What to produce | Swap every instance of "gridline" for "grid-line" throughout the material below, leaving everything else unchanged. Omit the pictures from your answer.
* Start Dataset content *
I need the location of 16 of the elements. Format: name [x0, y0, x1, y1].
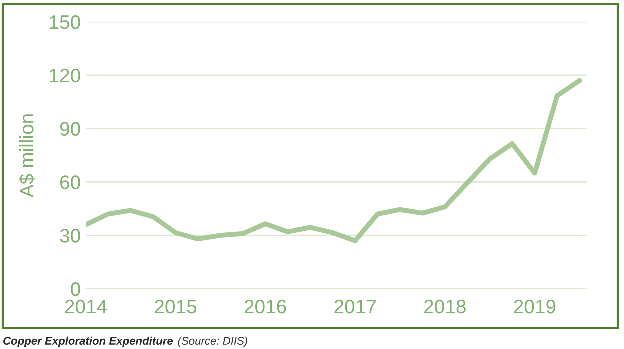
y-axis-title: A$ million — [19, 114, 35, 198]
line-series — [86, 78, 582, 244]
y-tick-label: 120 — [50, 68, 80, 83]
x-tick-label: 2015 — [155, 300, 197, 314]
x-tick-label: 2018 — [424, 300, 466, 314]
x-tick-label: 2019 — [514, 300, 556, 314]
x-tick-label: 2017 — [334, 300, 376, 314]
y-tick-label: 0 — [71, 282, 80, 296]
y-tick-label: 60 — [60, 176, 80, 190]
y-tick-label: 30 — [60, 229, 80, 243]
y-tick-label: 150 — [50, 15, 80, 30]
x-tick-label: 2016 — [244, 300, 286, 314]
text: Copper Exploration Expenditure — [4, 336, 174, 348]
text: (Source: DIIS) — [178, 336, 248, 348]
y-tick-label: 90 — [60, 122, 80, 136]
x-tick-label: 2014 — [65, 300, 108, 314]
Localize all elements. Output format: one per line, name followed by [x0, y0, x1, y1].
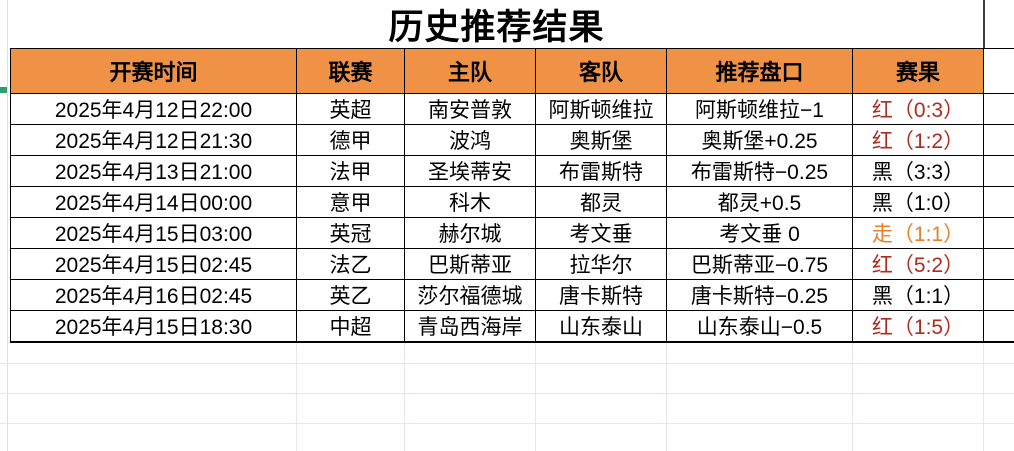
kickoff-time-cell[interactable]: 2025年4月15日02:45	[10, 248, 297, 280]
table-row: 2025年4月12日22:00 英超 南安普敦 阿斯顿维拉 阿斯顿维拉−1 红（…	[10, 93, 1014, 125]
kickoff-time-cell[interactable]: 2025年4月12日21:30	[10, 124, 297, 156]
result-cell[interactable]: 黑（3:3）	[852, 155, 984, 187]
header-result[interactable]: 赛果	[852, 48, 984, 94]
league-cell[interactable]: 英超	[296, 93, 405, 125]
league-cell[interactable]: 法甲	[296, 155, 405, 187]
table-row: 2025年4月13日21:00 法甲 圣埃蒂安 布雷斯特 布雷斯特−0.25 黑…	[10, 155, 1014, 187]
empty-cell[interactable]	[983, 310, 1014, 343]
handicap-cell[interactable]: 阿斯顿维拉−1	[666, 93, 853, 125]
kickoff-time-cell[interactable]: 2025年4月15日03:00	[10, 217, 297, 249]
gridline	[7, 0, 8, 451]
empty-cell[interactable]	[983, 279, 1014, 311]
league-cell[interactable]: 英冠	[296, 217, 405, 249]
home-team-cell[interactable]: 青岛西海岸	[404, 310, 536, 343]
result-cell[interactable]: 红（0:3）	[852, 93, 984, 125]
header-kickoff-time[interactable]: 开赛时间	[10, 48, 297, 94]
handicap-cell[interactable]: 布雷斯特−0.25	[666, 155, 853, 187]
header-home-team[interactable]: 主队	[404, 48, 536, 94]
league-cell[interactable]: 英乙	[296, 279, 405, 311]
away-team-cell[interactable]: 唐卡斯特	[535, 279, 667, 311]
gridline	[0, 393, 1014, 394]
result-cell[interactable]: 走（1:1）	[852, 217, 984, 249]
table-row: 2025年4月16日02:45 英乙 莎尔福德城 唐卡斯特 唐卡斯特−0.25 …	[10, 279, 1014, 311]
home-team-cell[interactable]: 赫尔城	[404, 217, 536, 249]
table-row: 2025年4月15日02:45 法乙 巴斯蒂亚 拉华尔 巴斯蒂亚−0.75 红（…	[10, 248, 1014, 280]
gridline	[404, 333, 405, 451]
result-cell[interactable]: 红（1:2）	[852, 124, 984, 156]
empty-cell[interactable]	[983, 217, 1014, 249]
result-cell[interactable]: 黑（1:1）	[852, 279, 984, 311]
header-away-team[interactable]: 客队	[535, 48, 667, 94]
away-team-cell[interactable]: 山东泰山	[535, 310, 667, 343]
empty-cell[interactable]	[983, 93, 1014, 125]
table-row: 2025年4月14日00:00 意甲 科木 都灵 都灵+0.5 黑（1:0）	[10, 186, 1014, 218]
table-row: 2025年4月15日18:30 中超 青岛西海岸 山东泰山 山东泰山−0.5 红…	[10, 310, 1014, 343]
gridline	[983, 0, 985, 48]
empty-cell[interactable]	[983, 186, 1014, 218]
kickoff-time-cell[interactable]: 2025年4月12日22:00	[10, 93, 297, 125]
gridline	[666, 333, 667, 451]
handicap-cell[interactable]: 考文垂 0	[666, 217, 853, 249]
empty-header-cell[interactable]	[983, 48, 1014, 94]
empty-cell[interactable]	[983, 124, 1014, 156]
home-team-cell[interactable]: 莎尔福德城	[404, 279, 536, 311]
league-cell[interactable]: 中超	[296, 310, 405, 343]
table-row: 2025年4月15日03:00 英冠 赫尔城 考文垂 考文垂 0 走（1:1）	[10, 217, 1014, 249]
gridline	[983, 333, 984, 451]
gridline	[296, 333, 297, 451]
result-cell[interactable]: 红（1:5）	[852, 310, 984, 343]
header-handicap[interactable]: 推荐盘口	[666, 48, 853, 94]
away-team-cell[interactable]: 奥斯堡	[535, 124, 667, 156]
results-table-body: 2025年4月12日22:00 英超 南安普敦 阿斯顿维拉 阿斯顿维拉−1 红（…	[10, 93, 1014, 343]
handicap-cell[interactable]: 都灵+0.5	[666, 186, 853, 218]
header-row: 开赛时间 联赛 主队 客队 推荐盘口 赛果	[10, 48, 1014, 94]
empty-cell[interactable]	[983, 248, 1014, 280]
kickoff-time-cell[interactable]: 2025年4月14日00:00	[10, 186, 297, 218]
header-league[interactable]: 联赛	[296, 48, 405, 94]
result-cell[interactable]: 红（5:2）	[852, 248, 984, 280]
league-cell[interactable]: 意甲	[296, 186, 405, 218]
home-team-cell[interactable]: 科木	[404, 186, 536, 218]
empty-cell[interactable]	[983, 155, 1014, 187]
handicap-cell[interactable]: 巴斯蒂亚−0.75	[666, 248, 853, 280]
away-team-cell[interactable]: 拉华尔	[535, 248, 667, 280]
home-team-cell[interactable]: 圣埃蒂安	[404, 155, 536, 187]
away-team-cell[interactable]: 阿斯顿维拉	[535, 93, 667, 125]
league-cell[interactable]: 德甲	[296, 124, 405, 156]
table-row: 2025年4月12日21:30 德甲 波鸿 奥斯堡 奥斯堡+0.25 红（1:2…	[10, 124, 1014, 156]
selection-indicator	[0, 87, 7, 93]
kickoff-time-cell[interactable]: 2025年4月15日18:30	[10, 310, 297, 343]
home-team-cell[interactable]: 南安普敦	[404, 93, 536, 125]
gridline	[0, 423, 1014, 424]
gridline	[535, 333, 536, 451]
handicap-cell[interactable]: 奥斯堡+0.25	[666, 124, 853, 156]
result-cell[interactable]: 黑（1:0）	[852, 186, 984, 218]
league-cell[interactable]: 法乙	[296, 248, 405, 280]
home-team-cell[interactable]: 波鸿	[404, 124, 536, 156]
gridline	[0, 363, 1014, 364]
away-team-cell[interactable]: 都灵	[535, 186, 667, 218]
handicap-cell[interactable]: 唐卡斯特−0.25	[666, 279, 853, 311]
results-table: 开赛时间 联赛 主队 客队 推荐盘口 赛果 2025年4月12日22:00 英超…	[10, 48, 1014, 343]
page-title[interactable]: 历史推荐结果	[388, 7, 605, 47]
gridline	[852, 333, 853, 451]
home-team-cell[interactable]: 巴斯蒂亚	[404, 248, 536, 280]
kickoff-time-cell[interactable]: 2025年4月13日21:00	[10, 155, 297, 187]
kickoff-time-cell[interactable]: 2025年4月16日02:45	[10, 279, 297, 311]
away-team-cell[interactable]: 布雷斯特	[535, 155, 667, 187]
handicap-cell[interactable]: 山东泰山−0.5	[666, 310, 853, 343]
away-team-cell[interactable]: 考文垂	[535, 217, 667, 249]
* End Dataset content *
Output |
I need the location of 16 of the elements. Format: name [x0, y0, x1, y1].
y-axis-title: A$ million — [19, 114, 35, 198]
line-series — [86, 78, 582, 244]
y-tick-label: 120 — [50, 68, 80, 83]
x-tick-label: 2015 — [155, 300, 197, 314]
x-tick-label: 2018 — [424, 300, 466, 314]
x-tick-label: 2019 — [514, 300, 556, 314]
x-tick-label: 2017 — [334, 300, 376, 314]
y-tick-label: 0 — [71, 282, 80, 296]
y-tick-label: 60 — [60, 176, 80, 190]
y-tick-label: 30 — [60, 229, 80, 243]
y-tick-label: 150 — [50, 15, 80, 30]
x-tick-label: 2016 — [244, 300, 286, 314]
text: Copper Exploration Expenditure — [4, 336, 174, 348]
text: (Source: DIIS) — [178, 336, 248, 348]
y-tick-label: 90 — [60, 122, 80, 136]
x-tick-label: 2014 — [65, 300, 108, 314]
Localize all elements. Output format: one per line, name followed by [x0, y0, x1, y1].
kickoff-time-cell[interactable]: 2025年4月15日02:45	[10, 248, 297, 280]
table-row: 2025年4月12日22:00 英超 南安普敦 阿斯顿维拉 阿斯顿维拉−1 红（…	[10, 93, 1014, 125]
kickoff-time-cell[interactable]: 2025年4月12日21:30	[10, 124, 297, 156]
result-cell[interactable]: 黑（3:3）	[852, 155, 984, 187]
header-result[interactable]: 赛果	[852, 48, 984, 94]
league-cell[interactable]: 英超	[296, 93, 405, 125]
league-cell[interactable]: 法甲	[296, 155, 405, 187]
table-row: 2025年4月13日21:00 法甲 圣埃蒂安 布雷斯特 布雷斯特−0.25 黑…	[10, 155, 1014, 187]
empty-cell[interactable]	[983, 310, 1014, 343]
handicap-cell[interactable]: 阿斯顿维拉−1	[666, 93, 853, 125]
kickoff-time-cell[interactable]: 2025年4月15日03:00	[10, 217, 297, 249]
grid-line	[7, 0, 8, 451]
empty-cell[interactable]	[983, 279, 1014, 311]
league-cell[interactable]: 英冠	[296, 217, 405, 249]
home-team-cell[interactable]: 青岛西海岸	[404, 310, 536, 343]
result-cell[interactable]: 红（0:3）	[852, 93, 984, 125]
header-kickoff-time[interactable]: 开赛时间	[10, 48, 297, 94]
handicap-cell[interactable]: 布雷斯特−0.25	[666, 155, 853, 187]
header-home-team[interactable]: 主队	[404, 48, 536, 94]
league-cell[interactable]: 英乙	[296, 279, 405, 311]
away-team-cell[interactable]: 唐卡斯特	[535, 279, 667, 311]
grid-line	[0, 393, 1014, 394]
result-cell[interactable]: 走（1:1）	[852, 217, 984, 249]
table-row: 2025年4月16日02:45 英乙 莎尔福德城 唐卡斯特 唐卡斯特−0.25 …	[10, 279, 1014, 311]
home-team-cell[interactable]: 赫尔城	[404, 217, 536, 249]
table-row: 2025年4月15日02:45 法乙 巴斯蒂亚 拉华尔 巴斯蒂亚−0.75 红（…	[10, 248, 1014, 280]
grid-line	[404, 333, 405, 451]
result-cell[interactable]: 红（1:2）	[852, 124, 984, 156]
empty-cell[interactable]	[983, 217, 1014, 249]
result-cell[interactable]: 黑（1:1）	[852, 279, 984, 311]
header-away-team[interactable]: 客队	[535, 48, 667, 94]
away-team-cell[interactable]: 山东泰山	[535, 310, 667, 343]
empty-cell[interactable]	[983, 93, 1014, 125]
table-row: 2025年4月14日00:00 意甲 科木 都灵 都灵+0.5 黑（1:0）	[10, 186, 1014, 218]
table-row: 2025年4月15日18:30 中超 青岛西海岸 山东泰山 山东泰山−0.5 红…	[10, 310, 1014, 343]
grid-line	[983, 0, 985, 48]
empty-cell[interactable]	[983, 186, 1014, 218]
kickoff-time-cell[interactable]: 2025年4月12日22:00	[10, 93, 297, 125]
grid-line	[666, 333, 667, 451]
handicap-cell[interactable]: 考文垂 0	[666, 217, 853, 249]
empty-header-cell[interactable]	[983, 48, 1014, 94]
empty-cell[interactable]	[983, 124, 1014, 156]
home-team-cell[interactable]: 莎尔福德城	[404, 279, 536, 311]
league-cell[interactable]: 中超	[296, 310, 405, 343]
table-row: 2025年4月15日03:00 英冠 赫尔城 考文垂 考文垂 0 走（1:1）	[10, 217, 1014, 249]
grid-line	[983, 333, 984, 451]
grid-line	[296, 333, 297, 451]
result-cell[interactable]: 红（1:5）	[852, 310, 984, 343]
header-handicap[interactable]: 推荐盘口	[666, 48, 853, 94]
away-team-cell[interactable]: 奥斯堡	[535, 124, 667, 156]
results-table-body: 2025年4月12日22:00 英超 南安普敦 阿斯顿维拉 阿斯顿维拉−1 红（…	[10, 93, 1014, 343]
handicap-cell[interactable]: 都灵+0.5	[666, 186, 853, 218]
header-row: 开赛时间 联赛 主队 客队 推荐盘口 赛果	[10, 48, 1014, 94]
empty-cell[interactable]	[983, 248, 1014, 280]
kickoff-time-cell[interactable]: 2025年4月14日00:00	[10, 186, 297, 218]
header-league[interactable]: 联赛	[296, 48, 405, 94]
result-cell[interactable]: 红（5:2）	[852, 248, 984, 280]
league-cell[interactable]: 意甲	[296, 186, 405, 218]
home-team-cell[interactable]: 科木	[404, 186, 536, 218]
empty-cell[interactable]	[983, 155, 1014, 187]
handicap-cell[interactable]: 巴斯蒂亚−0.75	[666, 248, 853, 280]
away-team-cell[interactable]: 拉华尔	[535, 248, 667, 280]
home-team-cell[interactable]: 圣埃蒂安	[404, 155, 536, 187]
away-team-cell[interactable]: 阿斯顿维拉	[535, 93, 667, 125]
league-cell[interactable]: 德甲	[296, 124, 405, 156]
table-row: 2025年4月12日21:30 德甲 波鸿 奥斯堡 奥斯堡+0.25 红（1:2…	[10, 124, 1014, 156]
selection-indicator	[0, 87, 7, 93]
kickoff-time-cell[interactable]: 2025年4月15日18:30	[10, 310, 297, 343]
home-team-cell[interactable]: 南安普敦	[404, 93, 536, 125]
grid-line	[0, 423, 1014, 424]
grid-line	[535, 333, 536, 451]
handicap-cell[interactable]: 奥斯堡+0.25	[666, 124, 853, 156]
result-cell[interactable]: 黑（1:0）	[852, 186, 984, 218]
league-cell[interactable]: 法乙	[296, 248, 405, 280]
home-team-cell[interactable]: 波鸿	[404, 124, 536, 156]
grid-line	[0, 363, 1014, 364]
away-team-cell[interactable]: 都灵	[535, 186, 667, 218]
handicap-cell[interactable]: 唐卡斯特−0.25	[666, 279, 853, 311]
results-table: 开赛时间 联赛 主队 客队 推荐盘口 赛果 2025年4月12日22:00 英超…	[10, 48, 1014, 343]
page-title[interactable]: 历史推荐结果	[388, 7, 605, 47]
grid-line	[852, 333, 853, 451]
home-team-cell[interactable]: 巴斯蒂亚	[404, 248, 536, 280]
kickoff-time-cell[interactable]: 2025年4月13日21:00	[10, 155, 297, 187]
kickoff-time-cell[interactable]: 2025年4月16日02:45	[10, 279, 297, 311]
away-team-cell[interactable]: 布雷斯特	[535, 155, 667, 187]
handicap-cell[interactable]: 山东泰山−0.5	[666, 310, 853, 343]
away-team-cell[interactable]: 考文垂	[535, 217, 667, 249]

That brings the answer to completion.